TASK OBJECTIVE: Every line of the material that follows must be printed again exactly.

(Entries with figure data)
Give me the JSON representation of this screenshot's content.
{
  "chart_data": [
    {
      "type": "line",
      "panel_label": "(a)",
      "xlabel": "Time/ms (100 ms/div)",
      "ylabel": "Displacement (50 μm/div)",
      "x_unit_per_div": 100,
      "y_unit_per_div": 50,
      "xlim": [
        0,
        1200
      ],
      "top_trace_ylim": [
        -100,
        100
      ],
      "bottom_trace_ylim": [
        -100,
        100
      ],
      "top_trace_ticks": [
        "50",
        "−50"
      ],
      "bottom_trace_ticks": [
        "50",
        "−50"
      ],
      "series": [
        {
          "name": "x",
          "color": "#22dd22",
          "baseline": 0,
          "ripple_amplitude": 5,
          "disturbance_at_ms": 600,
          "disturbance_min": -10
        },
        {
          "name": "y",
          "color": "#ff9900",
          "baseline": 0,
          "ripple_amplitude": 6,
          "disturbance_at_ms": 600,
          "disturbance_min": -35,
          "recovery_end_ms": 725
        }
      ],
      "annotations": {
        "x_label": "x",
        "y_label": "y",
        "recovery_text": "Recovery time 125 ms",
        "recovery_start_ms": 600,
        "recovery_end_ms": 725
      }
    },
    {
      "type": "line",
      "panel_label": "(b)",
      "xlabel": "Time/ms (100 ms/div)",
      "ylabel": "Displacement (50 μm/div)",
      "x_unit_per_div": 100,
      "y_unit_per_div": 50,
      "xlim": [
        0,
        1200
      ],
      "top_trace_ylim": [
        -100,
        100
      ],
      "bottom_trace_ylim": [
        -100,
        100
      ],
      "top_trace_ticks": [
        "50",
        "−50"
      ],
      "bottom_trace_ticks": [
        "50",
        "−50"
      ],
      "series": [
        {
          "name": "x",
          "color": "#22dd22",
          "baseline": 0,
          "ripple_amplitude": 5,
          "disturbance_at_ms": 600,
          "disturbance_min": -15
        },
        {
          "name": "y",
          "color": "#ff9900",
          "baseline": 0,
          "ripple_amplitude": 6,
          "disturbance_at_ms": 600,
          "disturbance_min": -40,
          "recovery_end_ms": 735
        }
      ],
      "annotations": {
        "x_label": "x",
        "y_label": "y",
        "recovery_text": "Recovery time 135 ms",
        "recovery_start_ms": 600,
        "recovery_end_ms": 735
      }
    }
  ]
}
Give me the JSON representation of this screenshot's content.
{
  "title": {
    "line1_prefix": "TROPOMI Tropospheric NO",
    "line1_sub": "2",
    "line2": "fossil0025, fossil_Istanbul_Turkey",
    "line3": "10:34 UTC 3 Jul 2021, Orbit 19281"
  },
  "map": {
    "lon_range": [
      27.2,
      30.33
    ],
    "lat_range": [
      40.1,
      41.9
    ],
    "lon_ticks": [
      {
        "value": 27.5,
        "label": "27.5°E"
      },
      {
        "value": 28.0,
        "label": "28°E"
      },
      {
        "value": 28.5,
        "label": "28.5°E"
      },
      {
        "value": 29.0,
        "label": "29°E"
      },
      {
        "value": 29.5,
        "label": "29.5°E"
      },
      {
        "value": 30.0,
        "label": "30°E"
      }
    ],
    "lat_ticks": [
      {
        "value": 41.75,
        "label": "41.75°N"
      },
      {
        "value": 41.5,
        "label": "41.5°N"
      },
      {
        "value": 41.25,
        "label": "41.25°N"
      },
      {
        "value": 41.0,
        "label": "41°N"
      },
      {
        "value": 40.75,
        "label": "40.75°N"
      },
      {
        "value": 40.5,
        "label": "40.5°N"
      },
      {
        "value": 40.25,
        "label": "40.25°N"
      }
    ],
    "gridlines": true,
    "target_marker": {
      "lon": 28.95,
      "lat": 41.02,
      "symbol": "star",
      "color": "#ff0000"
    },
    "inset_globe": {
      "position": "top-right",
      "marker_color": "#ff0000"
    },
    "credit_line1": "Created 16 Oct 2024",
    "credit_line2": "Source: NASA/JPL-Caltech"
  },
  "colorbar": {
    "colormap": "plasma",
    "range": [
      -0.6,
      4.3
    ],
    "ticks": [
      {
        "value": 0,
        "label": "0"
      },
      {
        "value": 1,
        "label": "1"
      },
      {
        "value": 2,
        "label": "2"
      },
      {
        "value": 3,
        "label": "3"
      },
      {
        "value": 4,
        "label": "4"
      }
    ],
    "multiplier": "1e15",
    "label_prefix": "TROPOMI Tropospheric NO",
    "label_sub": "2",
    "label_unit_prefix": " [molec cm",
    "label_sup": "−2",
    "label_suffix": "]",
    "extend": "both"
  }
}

CORRECT ANSWER:
Give me the JSON representation of this screenshot's content.
{
  "chart_data": [
    {
      "type": "line",
      "panel_label": "(a)",
      "xlabel": "Time/ms (100 ms/div)",
      "ylabel": "Displacement (50 μm/div)",
      "x_unit_per_div": 100,
      "y_unit_per_div": 50,
      "xlim": [
        0,
        1200
      ],
      "top_trace_ylim": [
        -100,
        100
      ],
      "bottom_trace_ylim": [
        -100,
        100
      ],
      "top_trace_ticks": [
        "50",
        "−50"
      ],
      "bottom_trace_ticks": [
        "50",
        "−50"
      ],
      "series": [
        {
          "name": "x",
          "color": "#22dd22",
          "baseline": 0,
          "ripple_amplitude": 5,
          "disturbance_at_ms": 600,
          "disturbance_min": -10
        },
        {
          "name": "y",
          "color": "#ff9900",
          "baseline": 0,
          "ripple_amplitude": 6,
          "disturbance_at_ms": 600,
          "disturbance_min": -35,
          "recovery_end_ms": 725
        }
      ],
      "annotations": {
        "x_label": "x",
        "y_label": "y",
        "recovery_text": "Recovery time 125 ms",
        "recovery_start_ms": 600,
        "recovery_end_ms": 725
      }
    },
    {
      "type": "line",
      "panel_label": "(b)",
      "xlabel": "Time/ms (100 ms/div)",
      "ylabel": "Displacement (50 μm/div)",
      "x_unit_per_div": 100,
      "y_unit_per_div": 50,
      "xlim": [
        0,
        1200
      ],
      "top_trace_ylim": [
        -100,
        100
      ],
      "bottom_trace_ylim": [
        -100,
        100
      ],
      "top_trace_ticks": [
        "50",
        "−50"
      ],
      "bottom_trace_ticks": [
        "50",
        "−50"
      ],
      "series": [
        {
          "name": "x",
          "color": "#22dd22",
          "baseline": 0,
          "ripple_amplitude": 5,
          "disturbance_at_ms": 600,
          "disturbance_min": -15
        },
        {
          "name": "y",
          "color": "#ff9900",
          "baseline": 0,
          "ripple_amplitude": 6,
          "disturbance_at_ms": 600,
          "disturbance_min": -40,
          "recovery_end_ms": 735
        }
      ],
      "annotations": {
        "x_label": "x",
        "y_label": "y",
        "recovery_text": "Recovery time 135 ms",
        "recovery_start_ms": 600,
        "recovery_end_ms": 735
      }
    }
  ]
}
Give me the JSON representation of this screenshot's content.
{
  "title": {
    "line1_prefix": "TROPOMI Tropospheric NO",
    "line1_sub": "2",
    "line2": "fossil0025, fossil_Istanbul_Turkey",
    "line3": "10:34 UTC 3 Jul 2021, Orbit 19281"
  },
  "map": {
    "lon_range": [
      27.2,
      30.33
    ],
    "lat_range": [
      40.1,
      41.9
    ],
    "lon_ticks": [
      {
        "value": 27.5,
        "label": "27.5°E"
      },
      {
        "value": 28.0,
        "label": "28°E"
      },
      {
        "value": 28.5,
        "label": "28.5°E"
      },
      {
        "value": 29.0,
        "label": "29°E"
      },
      {
        "value": 29.5,
        "label": "29.5°E"
      },
      {
        "value": 30.0,
        "label": "30°E"
      }
    ],
    "lat_ticks": [
      {
        "value": 41.75,
        "label": "41.75°N"
      },
      {
        "value": 41.5,
        "label": "41.5°N"
      },
      {
        "value": 41.25,
        "label": "41.25°N"
      },
      {
        "value": 41.0,
        "label": "41°N"
      },
      {
        "value": 40.75,
        "label": "40.75°N"
      },
      {
        "value": 40.5,
        "label": "40.5°N"
      },
      {
        "value": 40.25,
        "label": "40.25°N"
      }
    ],
    "gridlines": true,
    "target_marker": {
      "lon": 28.95,
      "lat": 41.02,
      "symbol": "star",
      "color": "#ff0000"
    },
    "inset_globe": {
      "position": "top-right",
      "marker_color": "#ff0000"
    },
    "credit_line1": "Created 16 Oct 2024",
    "credit_line2": "Source: NASA/JPL-Caltech"
  },
  "colorbar": {
    "colormap": "plasma",
    "range": [
      -0.6,
      4.3
    ],
    "ticks": [
      {
        "value": 0,
        "label": "0"
      },
      {
        "value": 1,
        "label": "1"
      },
      {
        "value": 2,
        "label": "2"
      },
      {
        "value": 3,
        "label": "3"
      },
      {
        "value": 4,
        "label": "4"
      }
    ],
    "multiplier": "1e15",
    "label_prefix": "TROPOMI Tropospheric NO",
    "label_sub": "2",
    "label_unit_prefix": " [molec cm",
    "label_sup": "−2",
    "label_suffix": "]",
    "extend": "both"
  }
}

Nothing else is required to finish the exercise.